▶ [Short problem] Pictures in the records should not be copied, but every other part must be repeated exactly.

──────── Stored data

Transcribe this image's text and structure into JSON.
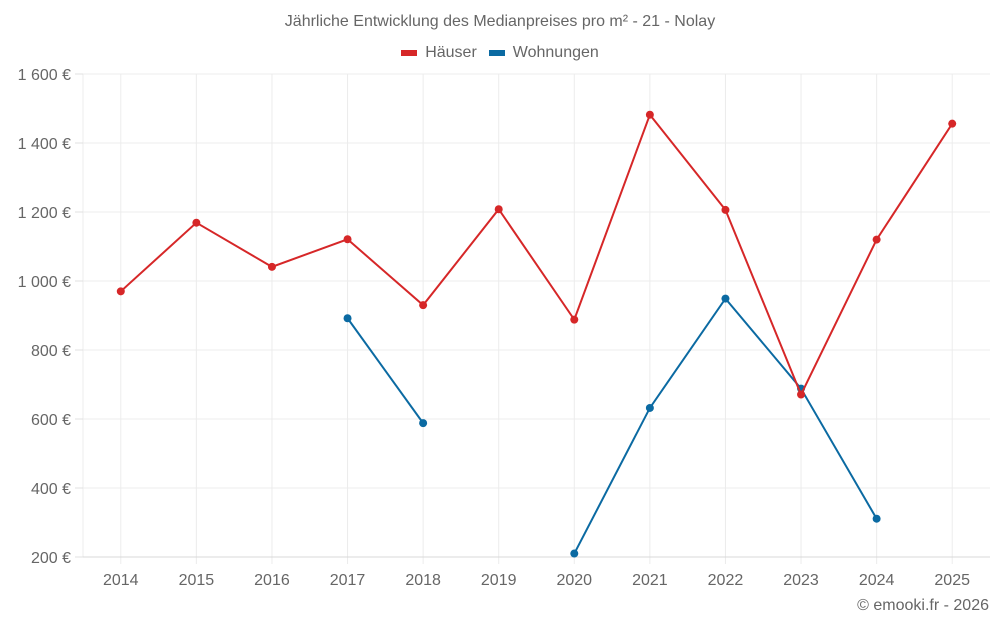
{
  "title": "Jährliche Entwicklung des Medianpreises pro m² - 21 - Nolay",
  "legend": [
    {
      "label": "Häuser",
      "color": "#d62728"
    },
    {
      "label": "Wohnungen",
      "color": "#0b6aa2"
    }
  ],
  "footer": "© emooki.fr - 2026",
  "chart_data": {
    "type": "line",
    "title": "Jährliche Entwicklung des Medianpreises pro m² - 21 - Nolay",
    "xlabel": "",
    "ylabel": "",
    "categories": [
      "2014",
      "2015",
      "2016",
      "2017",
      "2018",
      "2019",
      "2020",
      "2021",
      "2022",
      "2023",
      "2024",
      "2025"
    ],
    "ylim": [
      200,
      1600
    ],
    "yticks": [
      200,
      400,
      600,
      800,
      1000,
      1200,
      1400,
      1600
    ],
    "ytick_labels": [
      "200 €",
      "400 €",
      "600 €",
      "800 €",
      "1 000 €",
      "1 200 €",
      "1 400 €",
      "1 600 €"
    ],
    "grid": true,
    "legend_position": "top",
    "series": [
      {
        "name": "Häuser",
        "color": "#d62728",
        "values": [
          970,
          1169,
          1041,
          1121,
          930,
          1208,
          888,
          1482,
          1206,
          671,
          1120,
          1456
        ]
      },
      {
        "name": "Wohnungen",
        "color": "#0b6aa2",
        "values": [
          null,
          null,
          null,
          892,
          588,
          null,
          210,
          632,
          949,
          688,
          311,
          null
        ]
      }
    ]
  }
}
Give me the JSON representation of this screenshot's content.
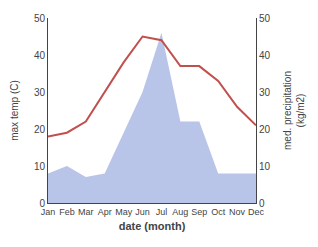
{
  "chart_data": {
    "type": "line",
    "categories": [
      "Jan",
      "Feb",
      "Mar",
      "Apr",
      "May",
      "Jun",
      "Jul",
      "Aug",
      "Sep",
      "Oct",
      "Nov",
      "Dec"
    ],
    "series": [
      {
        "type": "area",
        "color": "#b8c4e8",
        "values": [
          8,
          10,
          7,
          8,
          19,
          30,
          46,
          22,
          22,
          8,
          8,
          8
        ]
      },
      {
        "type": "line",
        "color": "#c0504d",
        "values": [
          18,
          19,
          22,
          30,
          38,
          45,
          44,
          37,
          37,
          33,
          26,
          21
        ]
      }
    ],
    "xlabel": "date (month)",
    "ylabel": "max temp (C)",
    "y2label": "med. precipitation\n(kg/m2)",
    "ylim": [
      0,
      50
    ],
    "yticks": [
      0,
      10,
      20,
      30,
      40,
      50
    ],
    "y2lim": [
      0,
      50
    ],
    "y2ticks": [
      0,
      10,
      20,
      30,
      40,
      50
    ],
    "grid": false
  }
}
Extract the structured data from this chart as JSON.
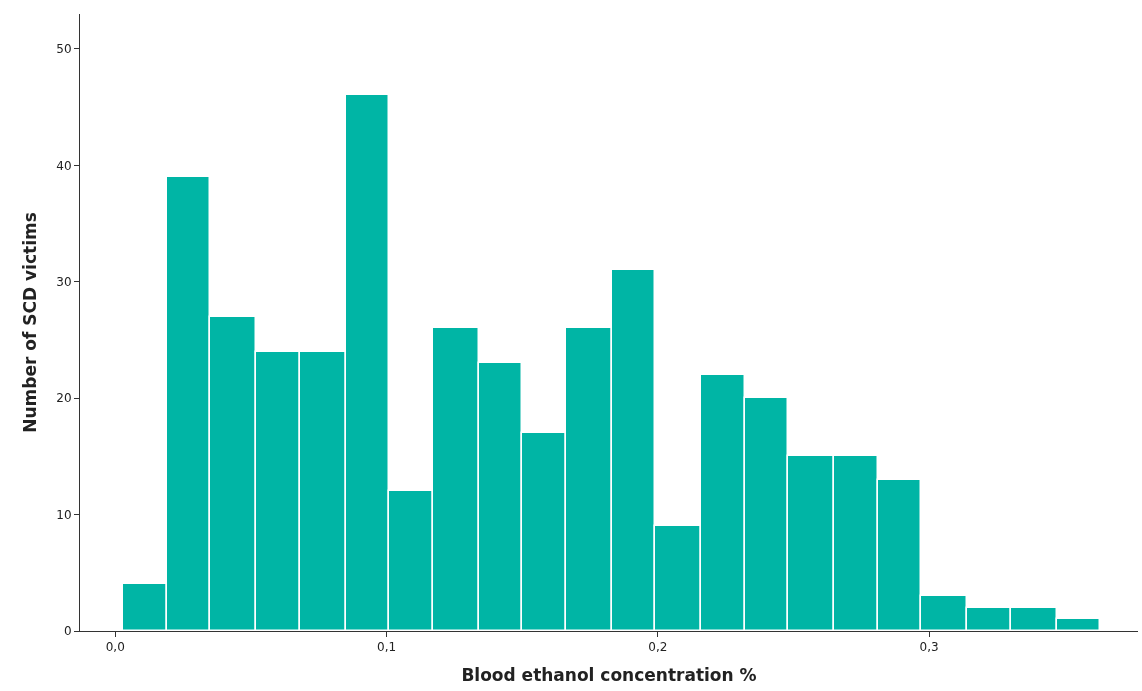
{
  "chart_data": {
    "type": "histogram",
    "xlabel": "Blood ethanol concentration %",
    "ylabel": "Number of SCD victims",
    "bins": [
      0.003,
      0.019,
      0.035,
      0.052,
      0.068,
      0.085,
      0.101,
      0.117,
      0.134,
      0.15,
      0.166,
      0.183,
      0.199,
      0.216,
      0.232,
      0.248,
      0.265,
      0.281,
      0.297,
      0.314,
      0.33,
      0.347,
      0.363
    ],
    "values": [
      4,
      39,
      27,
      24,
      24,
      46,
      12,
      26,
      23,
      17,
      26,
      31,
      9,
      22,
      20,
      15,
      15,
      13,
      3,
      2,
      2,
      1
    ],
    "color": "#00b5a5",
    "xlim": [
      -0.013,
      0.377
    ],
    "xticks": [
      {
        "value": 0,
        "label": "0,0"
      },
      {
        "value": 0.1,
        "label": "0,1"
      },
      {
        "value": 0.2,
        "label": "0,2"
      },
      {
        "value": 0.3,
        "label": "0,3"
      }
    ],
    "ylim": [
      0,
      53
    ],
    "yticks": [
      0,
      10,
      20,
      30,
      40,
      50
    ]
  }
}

────────────────

▶ [Response to this task]
Transcribe this image's text and structure into JSON.
{
  "title": "Jährliche Entwicklung des Medianpreises pro m² - 21 - Nolay",
  "legend": [
    {
      "label": "Häuser",
      "color": "#d62728"
    },
    {
      "label": "Wohnungen",
      "color": "#0b6aa2"
    }
  ],
  "footer": "© emooki.fr - 2026",
  "chart_data": {
    "type": "line",
    "title": "Jährliche Entwicklung des Medianpreises pro m² - 21 - Nolay",
    "xlabel": "",
    "ylabel": "",
    "categories": [
      "2014",
      "2015",
      "2016",
      "2017",
      "2018",
      "2019",
      "2020",
      "2021",
      "2022",
      "2023",
      "2024",
      "2025"
    ],
    "ylim": [
      200,
      1600
    ],
    "yticks": [
      200,
      400,
      600,
      800,
      1000,
      1200,
      1400,
      1600
    ],
    "ytick_labels": [
      "200 €",
      "400 €",
      "600 €",
      "800 €",
      "1 000 €",
      "1 200 €",
      "1 400 €",
      "1 600 €"
    ],
    "grid": true,
    "legend_position": "top",
    "series": [
      {
        "name": "Häuser",
        "color": "#d62728",
        "values": [
          970,
          1169,
          1041,
          1121,
          930,
          1208,
          888,
          1482,
          1206,
          671,
          1120,
          1456
        ]
      },
      {
        "name": "Wohnungen",
        "color": "#0b6aa2",
        "values": [
          null,
          null,
          null,
          892,
          588,
          null,
          210,
          632,
          949,
          688,
          311,
          null
        ]
      }
    ]
  }
}
Give me the JSON representation of this screenshot's content.
{
  "chart_data": {
    "type": "line",
    "categories": [
      "Jan",
      "Feb",
      "Mar",
      "Apr",
      "May",
      "Jun",
      "Jul",
      "Aug",
      "Sep",
      "Oct",
      "Nov",
      "Dec"
    ],
    "series": [
      {
        "type": "area",
        "color": "#b8c4e8",
        "values": [
          8,
          10,
          7,
          8,
          19,
          30,
          46,
          22,
          22,
          8,
          8,
          8
        ]
      },
      {
        "type": "line",
        "color": "#c0504d",
        "values": [
          18,
          19,
          22,
          30,
          38,
          45,
          44,
          37,
          37,
          33,
          26,
          21
        ]
      }
    ],
    "xlabel": "date (month)",
    "ylabel": "max temp (C)",
    "y2label": "med. precipitation\n(kg/m2)",
    "ylim": [
      0,
      50
    ],
    "yticks": [
      0,
      10,
      20,
      30,
      40,
      50
    ],
    "y2lim": [
      0,
      50
    ],
    "y2ticks": [
      0,
      10,
      20,
      30,
      40,
      50
    ],
    "grid": false
  }
}
Extract the structured data from this chart as JSON.
{
  "chart_data": {
    "type": "histogram",
    "xlabel": "Blood ethanol concentration %",
    "ylabel": "Number of SCD victims",
    "bins": [
      0.003,
      0.019,
      0.035,
      0.052,
      0.068,
      0.085,
      0.101,
      0.117,
      0.134,
      0.15,
      0.166,
      0.183,
      0.199,
      0.216,
      0.232,
      0.248,
      0.265,
      0.281,
      0.297,
      0.314,
      0.33,
      0.347,
      0.363
    ],
    "values": [
      4,
      39,
      27,
      24,
      24,
      46,
      12,
      26,
      23,
      17,
      26,
      31,
      9,
      22,
      20,
      15,
      15,
      13,
      3,
      2,
      2,
      1
    ],
    "color": "#00b5a5",
    "xlim": [
      -0.013,
      0.377
    ],
    "xticks": [
      {
        "value": 0,
        "label": "0,0"
      },
      {
        "value": 0.1,
        "label": "0,1"
      },
      {
        "value": 0.2,
        "label": "0,2"
      },
      {
        "value": 0.3,
        "label": "0,3"
      }
    ],
    "ylim": [
      0,
      53
    ],
    "yticks": [
      0,
      10,
      20,
      30,
      40,
      50
    ]
  }
}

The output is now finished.